_BRIEF_:
Strip the pictures and reproduce the rest of the listing exactly.

[DATA SUPPLIED start]

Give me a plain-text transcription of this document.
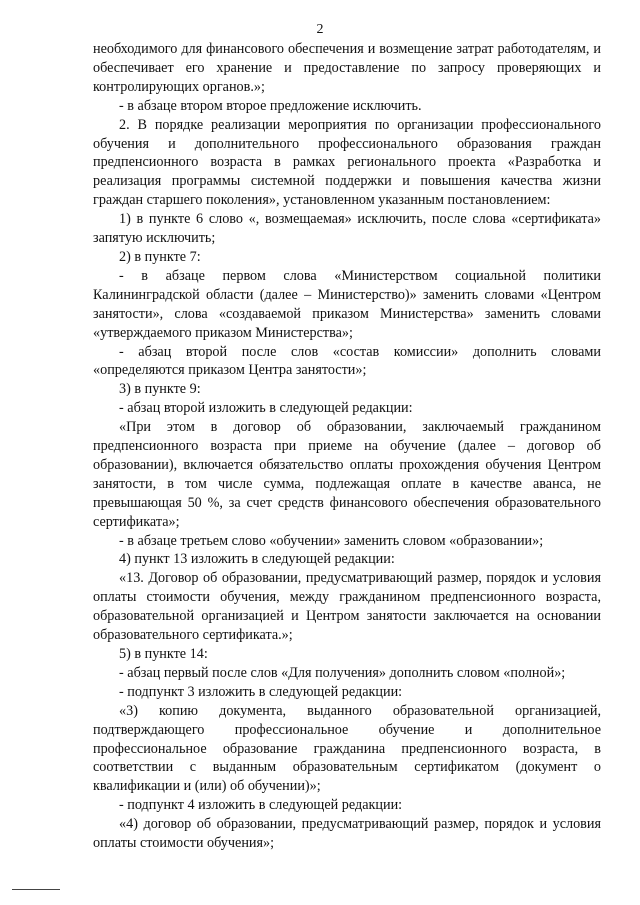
2

необходимого для финансового обеспечения и возмещение затрат работодателям, и обеспечивает его хранение и предоставление по запросу проверяющих и контролирующих органов.»;

- в абзаце втором второе предложение исключить.

2. В порядке реализации мероприятия по организации профессионального обучения и дополнительного профессионального образования граждан предпенсионного возраста в рамках регионального проекта «Разработка и реализация программы системной поддержки и повышения качества жизни граждан старшего поколения», установленном указанным постановлением:

1) в пункте 6 слово «, возмещаемая» исключить, после слова «сертификата» запятую исключить;

2) в пункте 7:

- в абзаце первом слова «Министерством социальной политики Калининградской области (далее – Министерство)» заменить словами «Центром занятости», слова «создаваемой приказом Министерства» заменить словами «утверждаемого приказом Министерства»;

- абзац второй после слов «состав комиссии» дополнить словами «определяются приказом Центра занятости»;

3) в пункте 9:

- абзац второй изложить в следующей редакции:

«При этом в договор об образовании, заключаемый гражданином предпенсионного возраста при приеме на обучение (далее – договор об образовании), включается обязательство оплаты прохождения обучения Центром занятости, в том числе сумма, подлежащая оплате в качестве аванса, не превышающая 50 %, за счет средств финансового обеспечения образовательного сертификата»;

- в абзаце третьем слово «обучении» заменить словом «образовании»;

4) пункт 13 изложить в следующей редакции:

«13. Договор об образовании, предусматривающий размер, порядок и условия оплаты стоимости обучения, между гражданином предпенсионного возраста, образовательной организацией и Центром занятости заключается на основании образовательного сертификата.»;

5) в пункте 14:

- абзац первый после слов «Для получения» дополнить словом «полной»;

- подпункт 3 изложить в следующей редакции:

«3) копию документа, выданного образовательной организацией, подтверждающего профессиональное обучение и дополнительное профессиональное образование гражданина предпенсионного возраста, в соответствии с выданным образовательным сертификатом (документ о квалификации и (или) об обучении)»;

- подпункт 4 изложить в следующей редакции:

«4) договор об образовании, предусматривающий размер, порядок и условия оплаты стоимости обучения»;
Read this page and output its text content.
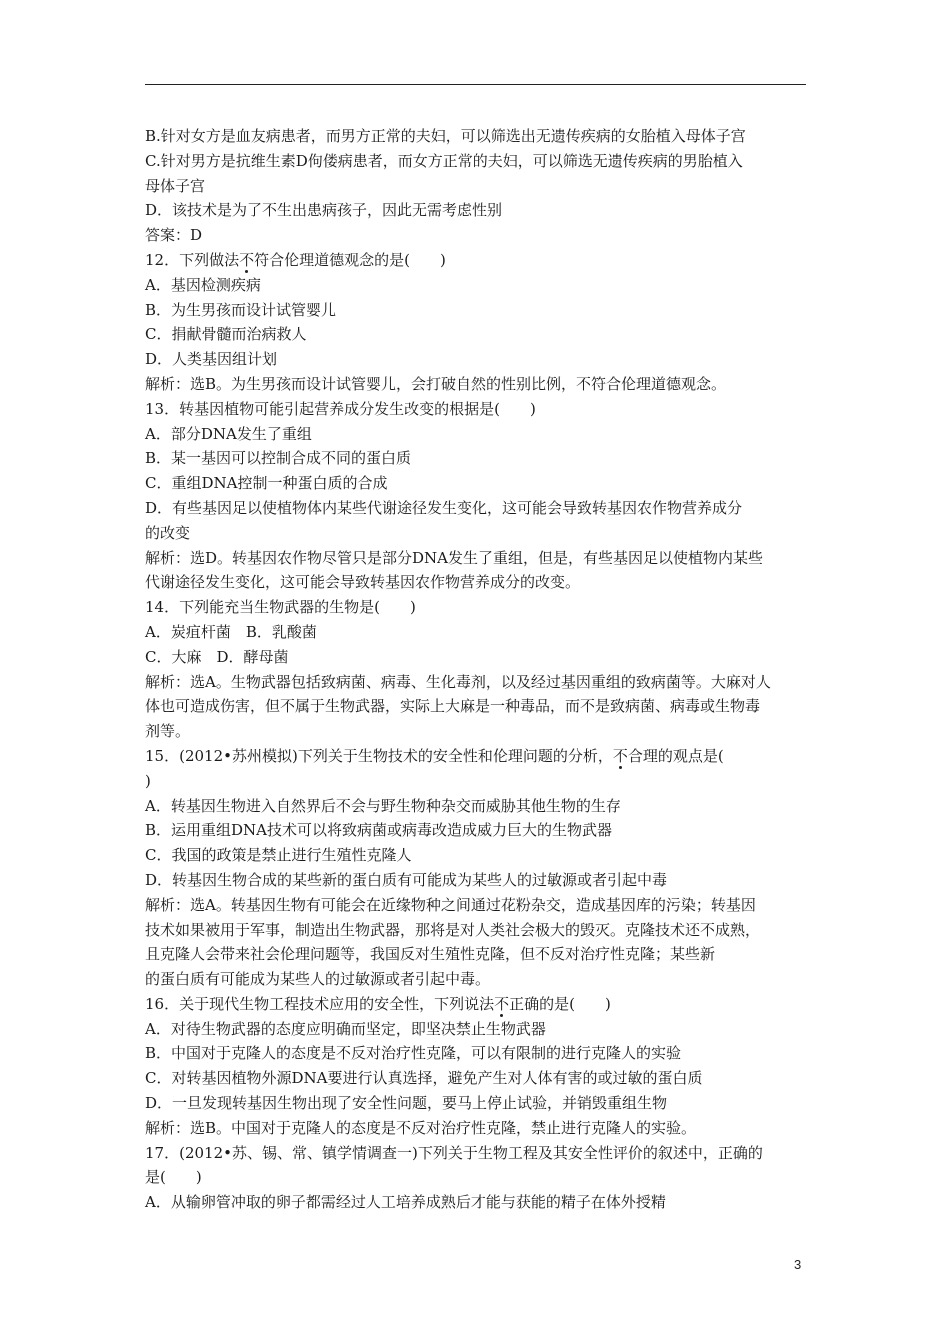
B.针对女方是血友病患者，而男方正常的夫妇，可以筛选出无遗传疾病的女胎植入母体子宫
C.针对男方是抗维生素D佝偻病患者，而女方正常的夫妇，可以筛选无遗传疾病的男胎植入
母体子宫
D．该技术是为了不生出患病孩子，因此无需考虑性别
答案：D
12．下列做法不符合伦理道德观念的是(　　)
A．基因检测疾病
B．为生男孩而设计试管婴儿
C．捐献骨髓而治病救人
D．人类基因组计划
解析：选B。为生男孩而设计试管婴儿，会打破自然的性别比例，不符合伦理道德观念。
13．转基因植物可能引起营养成分发生改变的根据是(　　)
A．部分DNA发生了重组
B．某一基因可以控制合成不同的蛋白质
C．重组DNA控制一种蛋白质的合成
D．有些基因足以使植物体内某些代谢途径发生变化，这可能会导致转基因农作物营养成分
的改变
解析：选D。转基因农作物尽管只是部分DNA发生了重组，但是，有些基因足以使植物内某些
代谢途径发生变化，这可能会导致转基因农作物营养成分的改变。
14．下列能充当生物武器的生物是(　　)
A．炭疽杆菌　B．乳酸菌
C．大麻　D．酵母菌
解析：选A。生物武器包括致病菌、病毒、生化毒剂，以及经过基因重组的致病菌等。大麻对人
体也可造成伤害，但不属于生物武器，实际上大麻是一种毒品，而不是致病菌、病毒或生物毒
剂等。
15．(2012•苏州模拟)下列关于生物技术的安全性和伦理问题的分析，不合理的观点是(
)
A．转基因生物进入自然界后不会与野生物种杂交而威胁其他生物的生存
B．运用重组DNA技术可以将致病菌或病毒改造成威力巨大的生物武器
C．我国的政策是禁止进行生殖性克隆人
D．转基因生物合成的某些新的蛋白质有可能成为某些人的过敏源或者引起中毒
解析：选A。转基因生物有可能会在近缘物种之间通过花粉杂交，造成基因库的污染；转基因
技术如果被用于军事，制造出生物武器，那将是对人类社会极大的毁灭。克隆技术还不成熟，
且克隆人会带来社会伦理问题等，我国反对生殖性克隆，但不反对治疗性克隆；某些新
的蛋白质有可能成为某些人的过敏源或者引起中毒。
16．关于现代生物工程技术应用的安全性，下列说法不正确的是(　　)
A．对待生物武器的态度应明确而坚定，即坚决禁止生物武器
B．中国对于克隆人的态度是不反对治疗性克隆，可以有限制的进行克隆人的实验
C．对转基因植物外源DNA要进行认真选择，避免产生对人体有害的或过敏的蛋白质
D．一旦发现转基因生物出现了安全性问题，要马上停止试验，并销毁重组生物
解析：选B。中国对于克隆人的态度是不反对治疗性克隆，禁止进行克隆人的实验。
17．(2012•苏、锡、常、镇学情调查一)下列关于生物工程及其安全性评价的叙述中，正确的
是(　　)
A．从输卵管冲取的卵子都需经过人工培养成熟后才能与获能的精子在体外授精
3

[DATA SUPPLIED end]

_SOLUTION_:
Give me a plain-text transcription of this document.
2

необходимого для финансового обеспечения и возмещение затрат работодателям, и обеспечивает его хранение и предоставление по запросу проверяющих и контролирующих органов.»;

- в абзаце втором второе предложение исключить.

2. В порядке реализации мероприятия по организации профессионального обучения и дополнительного профессионального образования граждан предпенсионного возраста в рамках регионального проекта «Разработка и реализация программы системной поддержки и повышения качества жизни граждан старшего поколения», установленном указанным постановлением:

1) в пункте 6 слово «, возмещаемая» исключить, после слова «сертификата» запятую исключить;

2) в пункте 7:

- в абзаце первом слова «Министерством социальной политики Калининградской области (далее – Министерство)» заменить словами «Центром занятости», слова «создаваемой приказом Министерства» заменить словами «утверждаемого приказом Министерства»;

- абзац второй после слов «состав комиссии» дополнить словами «определяются приказом Центра занятости»;

3) в пункте 9:

- абзац второй изложить в следующей редакции:

«При этом в договор об образовании, заключаемый гражданином предпенсионного возраста при приеме на обучение (далее – договор об образовании), включается обязательство оплаты прохождения обучения Центром занятости, в том числе сумма, подлежащая оплате в качестве аванса, не превышающая 50 %, за счет средств финансового обеспечения образовательного сертификата»;

- в абзаце третьем слово «обучении» заменить словом «образовании»;

4) пункт 13 изложить в следующей редакции:

«13. Договор об образовании, предусматривающий размер, порядок и условия оплаты стоимости обучения, между гражданином предпенсионного возраста, образовательной организацией и Центром занятости заключается на основании образовательного сертификата.»;

5) в пункте 14:

- абзац первый после слов «Для получения» дополнить словом «полной»;

- подпункт 3 изложить в следующей редакции:

«3) копию документа, выданного образовательной организацией, подтверждающего профессиональное обучение и дополнительное профессиональное образование гражданина предпенсионного возраста, в соответствии с выданным образовательным сертификатом (документ о квалификации и (или) об обучении)»;

- подпункт 4 изложить в следующей редакции:

«4) договор об образовании, предусматривающий размер, порядок и условия оплаты стоимости обучения»;
Read this page and output its text content.
B.针对女方是血友病患者，而男方正常的夫妇，可以筛选出无遗传疾病的女胎植入母体子宫
C.针对男方是抗维生素D佝偻病患者，而女方正常的夫妇，可以筛选无遗传疾病的男胎植入
母体子宫
D．该技术是为了不生出患病孩子，因此无需考虑性别
答案：D
12．下列做法不符合伦理道德观念的是(　　)
A．基因检测疾病
B．为生男孩而设计试管婴儿
C．捐献骨髓而治病救人
D．人类基因组计划
解析：选B。为生男孩而设计试管婴儿，会打破自然的性别比例，不符合伦理道德观念。
13．转基因植物可能引起营养成分发生改变的根据是(　　)
A．部分DNA发生了重组
B．某一基因可以控制合成不同的蛋白质
C．重组DNA控制一种蛋白质的合成
D．有些基因足以使植物体内某些代谢途径发生变化，这可能会导致转基因农作物营养成分
的改变
解析：选D。转基因农作物尽管只是部分DNA发生了重组，但是，有些基因足以使植物内某些
代谢途径发生变化，这可能会导致转基因农作物营养成分的改变。
14．下列能充当生物武器的生物是(　　)
A．炭疽杆菌　B．乳酸菌
C．大麻　D．酵母菌
解析：选A。生物武器包括致病菌、病毒、生化毒剂，以及经过基因重组的致病菌等。大麻对人
体也可造成伤害，但不属于生物武器，实际上大麻是一种毒品，而不是致病菌、病毒或生物毒
剂等。
15．(2012•苏州模拟)下列关于生物技术的安全性和伦理问题的分析，不合理的观点是(
)
A．转基因生物进入自然界后不会与野生物种杂交而威胁其他生物的生存
B．运用重组DNA技术可以将致病菌或病毒改造成威力巨大的生物武器
C．我国的政策是禁止进行生殖性克隆人
D．转基因生物合成的某些新的蛋白质有可能成为某些人的过敏源或者引起中毒
解析：选A。转基因生物有可能会在近缘物种之间通过花粉杂交，造成基因库的污染；转基因
技术如果被用于军事，制造出生物武器，那将是对人类社会极大的毁灭。克隆技术还不成熟，
且克隆人会带来社会伦理问题等，我国反对生殖性克隆，但不反对治疗性克隆；某些新
的蛋白质有可能成为某些人的过敏源或者引起中毒。
16．关于现代生物工程技术应用的安全性，下列说法不正确的是(　　)
A．对待生物武器的态度应明确而坚定，即坚决禁止生物武器
B．中国对于克隆人的态度是不反对治疗性克隆，可以有限制的进行克隆人的实验
C．对转基因植物外源DNA要进行认真选择，避免产生对人体有害的或过敏的蛋白质
D．一旦发现转基因生物出现了安全性问题，要马上停止试验，并销毁重组生物
解析：选B。中国对于克隆人的态度是不反对治疗性克隆，禁止进行克隆人的实验。
17．(2012•苏、锡、常、镇学情调查一)下列关于生物工程及其安全性评价的叙述中，正确的
是(　　)
A．从输卵管冲取的卵子都需经过人工培养成熟后才能与获能的精子在体外授精
3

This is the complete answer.